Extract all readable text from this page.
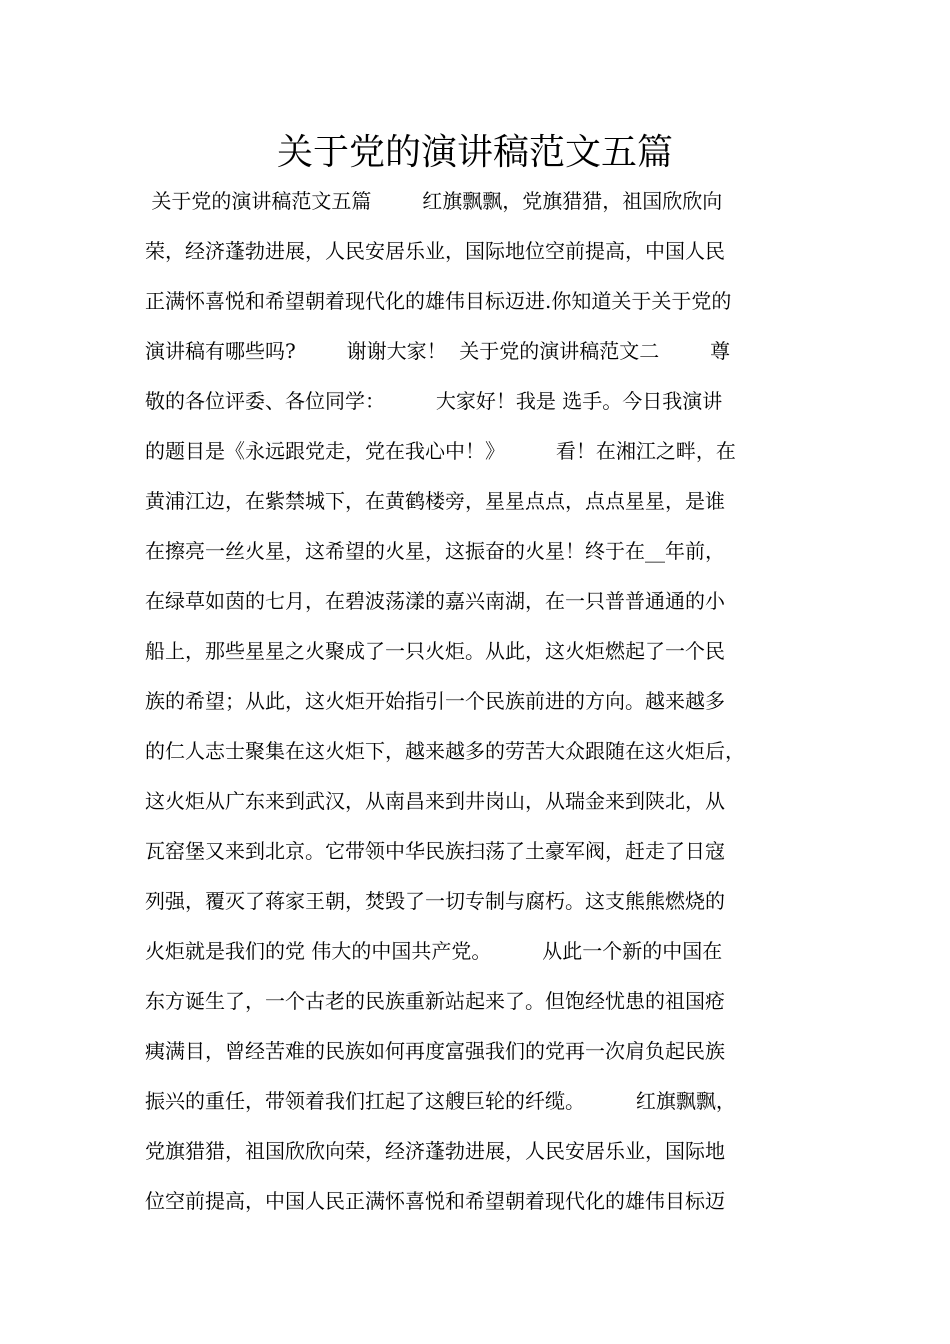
关于党的演讲稿范文五篇
关于党的演讲稿范文五篇        红旗飘飘，党旗猎猎，祖国欣欣向
荣，经济蓬勃进展，人民安居乐业，国际地位空前提高，中国人民
正满怀喜悦和希望朝着现代化的雄伟目标迈进.你知道关于关于党的
演讲稿有哪些吗?        谢谢大家！  关于党的演讲稿范文二        尊
敬的各位评委、各位同学：        大家好！我是 选手。今日我演讲
的题目是《永远跟党走，党在我心中！》        看！在湘江之畔，在
黄浦江边，在紫禁城下，在黄鹤楼旁，星星点点，点点星星，是谁
在擦亮一丝火星，这希望的火星，这振奋的火星！终于在__年前，
在绿草如茵的七月，在碧波荡漾的嘉兴南湖，在一只普普通通的小
船上，那些星星之火聚成了一只火炬。从此，这火炬燃起了一个民
族的希望；从此，这火炬开始指引一个民族前进的方向。越来越多
的仁人志士聚集在这火炬下，越来越多的劳苦大众跟随在这火炬后，
这火炬从广东来到武汉，从南昌来到井岗山，从瑞金来到陕北，从
瓦窑堡又来到北京。它带领中华民族扫荡了土豪军阀，赶走了日寇
列强，覆灭了蒋家王朝，焚毁了一切专制与腐朽。这支熊熊燃烧的
火炬就是我们的党 伟大的中国共产党。        从此一个新的中国在
东方诞生了，一个古老的民族重新站起来了。但饱经忧患的祖国疮
痍满目，曾经苦难的民族如何再度富强我们的党再一次肩负起民族
振兴的重任，带领着我们扛起了这艘巨轮的纤缆。        红旗飘飘，
党旗猎猎，祖国欣欣向荣，经济蓬勃进展，人民安居乐业，国际地
位空前提高，中国人民正满怀喜悦和希望朝着现代化的雄伟目标迈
■ ■ ■ ■ ■ ■ ■
## [Exercise task]
Omit every image. Quote each record exactly.

## [Output]
Extract all readable text from this page.
关于党的演讲稿范文五篇
关于党的演讲稿范文五篇        红旗飘飘，党旗猎猎，祖国欣欣向
荣，经济蓬勃进展，人民安居乐业，国际地位空前提高，中国人民
正满怀喜悦和希望朝着现代化的雄伟目标迈进.你知道关于关于党的
演讲稿有哪些吗?        谢谢大家！  关于党的演讲稿范文二        尊
敬的各位评委、各位同学：        大家好！我是 选手。今日我演讲
的题目是《永远跟党走，党在我心中！》        看！在湘江之畔，在
黄浦江边，在紫禁城下，在黄鹤楼旁，星星点点，点点星星，是谁
在擦亮一丝火星，这希望的火星，这振奋的火星！终于在__年前，
在绿草如茵的七月，在碧波荡漾的嘉兴南湖，在一只普普通通的小
船上，那些星星之火聚成了一只火炬。从此，这火炬燃起了一个民
族的希望；从此，这火炬开始指引一个民族前进的方向。越来越多
的仁人志士聚集在这火炬下，越来越多的劳苦大众跟随在这火炬后，
这火炬从广东来到武汉，从南昌来到井岗山，从瑞金来到陕北，从
瓦窑堡又来到北京。它带领中华民族扫荡了土豪军阀，赶走了日寇
列强，覆灭了蒋家王朝，焚毁了一切专制与腐朽。这支熊熊燃烧的
火炬就是我们的党 伟大的中国共产党。        从此一个新的中国在
东方诞生了，一个古老的民族重新站起来了。但饱经忧患的祖国疮
痍满目，曾经苦难的民族如何再度富强我们的党再一次肩负起民族
振兴的重任，带领着我们扛起了这艘巨轮的纤缆。        红旗飘飘，
党旗猎猎，祖国欣欣向荣，经济蓬勃进展，人民安居乐业，国际地
位空前提高，中国人民正满怀喜悦和希望朝着现代化的雄伟目标迈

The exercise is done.